* _Exercise brief_: Take every line from the listing below that contains "this".

─── Provided records ───

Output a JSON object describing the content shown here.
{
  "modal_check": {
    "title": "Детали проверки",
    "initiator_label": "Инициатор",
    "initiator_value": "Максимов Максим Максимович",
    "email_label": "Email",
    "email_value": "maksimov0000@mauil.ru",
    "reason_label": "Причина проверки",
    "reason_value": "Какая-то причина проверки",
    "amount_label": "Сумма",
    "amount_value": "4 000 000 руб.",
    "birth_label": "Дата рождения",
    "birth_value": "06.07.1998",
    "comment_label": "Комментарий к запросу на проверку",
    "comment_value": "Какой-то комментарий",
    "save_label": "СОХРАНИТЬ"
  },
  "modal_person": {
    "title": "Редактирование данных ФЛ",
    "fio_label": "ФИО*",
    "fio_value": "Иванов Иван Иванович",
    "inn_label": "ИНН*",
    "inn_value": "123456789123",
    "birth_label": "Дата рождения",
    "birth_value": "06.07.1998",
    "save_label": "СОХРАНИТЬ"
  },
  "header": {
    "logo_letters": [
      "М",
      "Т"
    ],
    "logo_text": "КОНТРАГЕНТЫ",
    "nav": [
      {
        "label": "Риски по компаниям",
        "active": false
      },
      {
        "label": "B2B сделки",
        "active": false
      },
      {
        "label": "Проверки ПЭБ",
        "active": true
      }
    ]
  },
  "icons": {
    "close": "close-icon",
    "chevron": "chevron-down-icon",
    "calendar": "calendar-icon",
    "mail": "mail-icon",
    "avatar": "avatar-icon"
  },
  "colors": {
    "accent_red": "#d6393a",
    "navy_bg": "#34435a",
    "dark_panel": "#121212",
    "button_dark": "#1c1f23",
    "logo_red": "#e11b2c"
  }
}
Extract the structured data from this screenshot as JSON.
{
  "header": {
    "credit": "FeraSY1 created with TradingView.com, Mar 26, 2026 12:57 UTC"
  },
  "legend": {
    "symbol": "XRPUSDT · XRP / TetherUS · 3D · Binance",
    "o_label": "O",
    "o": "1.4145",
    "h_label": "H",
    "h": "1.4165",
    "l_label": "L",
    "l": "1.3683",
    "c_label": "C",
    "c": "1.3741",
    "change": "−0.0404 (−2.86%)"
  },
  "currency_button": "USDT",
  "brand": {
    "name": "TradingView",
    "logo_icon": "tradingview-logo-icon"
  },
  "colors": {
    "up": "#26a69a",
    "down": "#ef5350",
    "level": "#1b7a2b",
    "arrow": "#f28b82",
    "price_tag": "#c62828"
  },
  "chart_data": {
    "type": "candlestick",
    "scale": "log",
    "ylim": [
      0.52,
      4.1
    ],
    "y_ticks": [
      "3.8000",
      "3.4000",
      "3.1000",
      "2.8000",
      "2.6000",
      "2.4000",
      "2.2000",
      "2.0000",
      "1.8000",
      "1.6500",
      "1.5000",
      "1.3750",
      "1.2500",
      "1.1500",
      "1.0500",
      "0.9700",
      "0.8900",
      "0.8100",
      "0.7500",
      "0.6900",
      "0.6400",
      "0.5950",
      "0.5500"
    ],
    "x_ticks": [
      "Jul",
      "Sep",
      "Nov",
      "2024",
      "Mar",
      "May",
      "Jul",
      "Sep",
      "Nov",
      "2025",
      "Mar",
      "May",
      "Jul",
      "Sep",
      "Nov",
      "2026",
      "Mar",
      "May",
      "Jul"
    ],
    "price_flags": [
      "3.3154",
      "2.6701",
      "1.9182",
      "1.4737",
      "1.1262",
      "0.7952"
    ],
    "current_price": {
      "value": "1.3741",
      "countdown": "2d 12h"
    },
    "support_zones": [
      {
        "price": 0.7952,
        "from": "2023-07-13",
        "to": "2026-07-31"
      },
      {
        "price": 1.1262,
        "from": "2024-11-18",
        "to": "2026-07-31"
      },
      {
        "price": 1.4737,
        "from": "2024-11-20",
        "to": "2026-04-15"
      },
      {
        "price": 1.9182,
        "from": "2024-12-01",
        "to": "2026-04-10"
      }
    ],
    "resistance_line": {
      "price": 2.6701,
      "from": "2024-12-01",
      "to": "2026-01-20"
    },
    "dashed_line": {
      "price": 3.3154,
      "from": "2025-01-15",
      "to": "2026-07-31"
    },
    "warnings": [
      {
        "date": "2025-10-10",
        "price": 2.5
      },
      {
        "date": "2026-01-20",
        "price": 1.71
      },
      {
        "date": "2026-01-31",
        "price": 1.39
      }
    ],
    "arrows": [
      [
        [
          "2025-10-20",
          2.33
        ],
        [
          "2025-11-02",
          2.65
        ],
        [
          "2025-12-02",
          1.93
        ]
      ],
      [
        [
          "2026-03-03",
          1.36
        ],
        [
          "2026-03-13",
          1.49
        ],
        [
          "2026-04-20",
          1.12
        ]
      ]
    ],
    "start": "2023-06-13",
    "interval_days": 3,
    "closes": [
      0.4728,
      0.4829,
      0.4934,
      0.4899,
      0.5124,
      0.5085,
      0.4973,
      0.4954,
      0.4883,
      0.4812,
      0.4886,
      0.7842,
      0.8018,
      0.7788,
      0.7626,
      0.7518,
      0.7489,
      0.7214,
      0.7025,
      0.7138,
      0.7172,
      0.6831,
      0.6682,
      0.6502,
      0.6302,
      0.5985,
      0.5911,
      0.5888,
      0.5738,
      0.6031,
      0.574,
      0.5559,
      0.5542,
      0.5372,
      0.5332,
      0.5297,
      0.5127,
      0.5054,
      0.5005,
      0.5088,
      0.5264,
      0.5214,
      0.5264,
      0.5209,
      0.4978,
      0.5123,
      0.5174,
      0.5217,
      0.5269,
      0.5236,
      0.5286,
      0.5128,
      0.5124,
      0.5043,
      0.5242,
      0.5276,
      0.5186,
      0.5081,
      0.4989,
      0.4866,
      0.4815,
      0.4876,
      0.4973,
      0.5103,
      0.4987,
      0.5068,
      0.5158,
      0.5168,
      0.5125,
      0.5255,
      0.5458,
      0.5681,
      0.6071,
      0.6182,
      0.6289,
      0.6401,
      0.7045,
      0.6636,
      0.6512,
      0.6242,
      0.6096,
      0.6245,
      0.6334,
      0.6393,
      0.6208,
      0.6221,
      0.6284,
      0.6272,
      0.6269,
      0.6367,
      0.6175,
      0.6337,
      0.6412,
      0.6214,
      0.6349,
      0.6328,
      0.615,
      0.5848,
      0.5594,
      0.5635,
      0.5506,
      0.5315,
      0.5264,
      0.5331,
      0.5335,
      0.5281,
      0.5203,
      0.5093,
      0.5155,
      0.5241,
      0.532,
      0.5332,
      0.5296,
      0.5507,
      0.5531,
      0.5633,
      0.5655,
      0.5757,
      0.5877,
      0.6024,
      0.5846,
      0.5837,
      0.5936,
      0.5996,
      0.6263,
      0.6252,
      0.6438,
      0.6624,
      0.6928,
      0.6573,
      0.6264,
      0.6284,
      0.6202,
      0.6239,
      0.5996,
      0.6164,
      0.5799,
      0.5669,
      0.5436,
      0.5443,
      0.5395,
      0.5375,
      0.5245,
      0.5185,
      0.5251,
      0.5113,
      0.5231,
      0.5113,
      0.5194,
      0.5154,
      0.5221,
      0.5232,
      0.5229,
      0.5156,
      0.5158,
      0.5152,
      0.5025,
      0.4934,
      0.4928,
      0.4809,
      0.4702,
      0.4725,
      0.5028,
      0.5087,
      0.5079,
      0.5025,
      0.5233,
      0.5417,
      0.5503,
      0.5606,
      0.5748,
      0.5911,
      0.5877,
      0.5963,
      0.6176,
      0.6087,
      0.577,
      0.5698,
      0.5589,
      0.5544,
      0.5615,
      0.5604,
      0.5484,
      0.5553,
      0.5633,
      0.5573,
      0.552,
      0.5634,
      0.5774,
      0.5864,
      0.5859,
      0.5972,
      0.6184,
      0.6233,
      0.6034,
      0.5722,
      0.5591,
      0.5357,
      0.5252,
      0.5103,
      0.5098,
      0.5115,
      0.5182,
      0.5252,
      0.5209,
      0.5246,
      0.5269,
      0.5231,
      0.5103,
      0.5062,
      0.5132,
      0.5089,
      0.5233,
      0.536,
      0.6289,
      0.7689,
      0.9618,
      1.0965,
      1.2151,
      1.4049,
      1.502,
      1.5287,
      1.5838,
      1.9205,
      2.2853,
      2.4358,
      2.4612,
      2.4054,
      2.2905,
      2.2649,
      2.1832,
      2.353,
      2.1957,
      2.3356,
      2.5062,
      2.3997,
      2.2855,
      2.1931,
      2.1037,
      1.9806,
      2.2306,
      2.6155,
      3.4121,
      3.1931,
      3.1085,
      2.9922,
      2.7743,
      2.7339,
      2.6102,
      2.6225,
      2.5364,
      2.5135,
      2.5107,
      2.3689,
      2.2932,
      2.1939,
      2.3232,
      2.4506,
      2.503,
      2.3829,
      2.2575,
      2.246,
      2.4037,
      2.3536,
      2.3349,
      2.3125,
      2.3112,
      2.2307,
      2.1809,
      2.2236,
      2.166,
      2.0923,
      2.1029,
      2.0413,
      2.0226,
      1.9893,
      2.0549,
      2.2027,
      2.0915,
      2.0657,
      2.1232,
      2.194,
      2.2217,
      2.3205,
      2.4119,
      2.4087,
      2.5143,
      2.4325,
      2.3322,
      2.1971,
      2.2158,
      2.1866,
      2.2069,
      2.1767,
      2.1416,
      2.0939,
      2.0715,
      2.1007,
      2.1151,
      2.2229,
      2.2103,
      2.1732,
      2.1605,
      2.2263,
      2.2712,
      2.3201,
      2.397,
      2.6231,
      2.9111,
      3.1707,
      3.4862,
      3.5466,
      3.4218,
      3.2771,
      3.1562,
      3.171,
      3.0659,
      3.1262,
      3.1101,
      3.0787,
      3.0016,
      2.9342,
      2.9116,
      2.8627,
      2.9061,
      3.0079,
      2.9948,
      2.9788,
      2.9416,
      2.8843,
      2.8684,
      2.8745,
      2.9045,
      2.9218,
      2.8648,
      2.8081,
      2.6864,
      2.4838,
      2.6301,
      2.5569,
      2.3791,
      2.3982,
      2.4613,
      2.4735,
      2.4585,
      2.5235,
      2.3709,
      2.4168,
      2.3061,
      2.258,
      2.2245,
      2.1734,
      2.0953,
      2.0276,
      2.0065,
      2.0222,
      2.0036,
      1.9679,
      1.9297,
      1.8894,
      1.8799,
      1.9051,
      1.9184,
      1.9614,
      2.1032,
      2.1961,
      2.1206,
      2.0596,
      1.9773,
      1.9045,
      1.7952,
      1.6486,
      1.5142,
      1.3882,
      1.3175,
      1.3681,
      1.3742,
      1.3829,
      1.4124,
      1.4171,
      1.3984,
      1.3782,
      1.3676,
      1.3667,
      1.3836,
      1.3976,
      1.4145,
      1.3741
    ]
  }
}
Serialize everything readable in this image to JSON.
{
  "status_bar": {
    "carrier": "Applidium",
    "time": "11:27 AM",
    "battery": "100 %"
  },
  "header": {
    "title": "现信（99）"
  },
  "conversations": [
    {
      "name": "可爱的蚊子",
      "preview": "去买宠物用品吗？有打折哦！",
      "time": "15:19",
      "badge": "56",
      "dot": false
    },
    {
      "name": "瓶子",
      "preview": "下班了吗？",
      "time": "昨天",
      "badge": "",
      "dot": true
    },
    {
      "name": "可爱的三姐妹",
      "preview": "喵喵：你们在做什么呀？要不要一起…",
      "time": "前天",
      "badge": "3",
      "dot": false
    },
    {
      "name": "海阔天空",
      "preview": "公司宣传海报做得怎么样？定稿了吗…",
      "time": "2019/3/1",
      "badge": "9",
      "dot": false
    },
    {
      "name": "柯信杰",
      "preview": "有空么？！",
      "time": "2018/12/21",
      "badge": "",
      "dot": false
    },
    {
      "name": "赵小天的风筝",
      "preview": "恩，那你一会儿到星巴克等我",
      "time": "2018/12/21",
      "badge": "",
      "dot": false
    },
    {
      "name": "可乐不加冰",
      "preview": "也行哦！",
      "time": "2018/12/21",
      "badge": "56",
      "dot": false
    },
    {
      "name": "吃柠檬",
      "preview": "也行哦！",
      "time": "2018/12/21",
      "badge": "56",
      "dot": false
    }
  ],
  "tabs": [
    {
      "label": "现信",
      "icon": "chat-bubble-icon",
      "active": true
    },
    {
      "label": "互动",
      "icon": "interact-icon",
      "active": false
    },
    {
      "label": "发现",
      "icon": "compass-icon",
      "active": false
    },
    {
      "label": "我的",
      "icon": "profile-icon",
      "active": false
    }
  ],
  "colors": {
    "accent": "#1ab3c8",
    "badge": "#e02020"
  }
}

───

* _Solution below_:
Extract the structured data from this screenshot as JSON.
Serialize everything readable in this image to JSON.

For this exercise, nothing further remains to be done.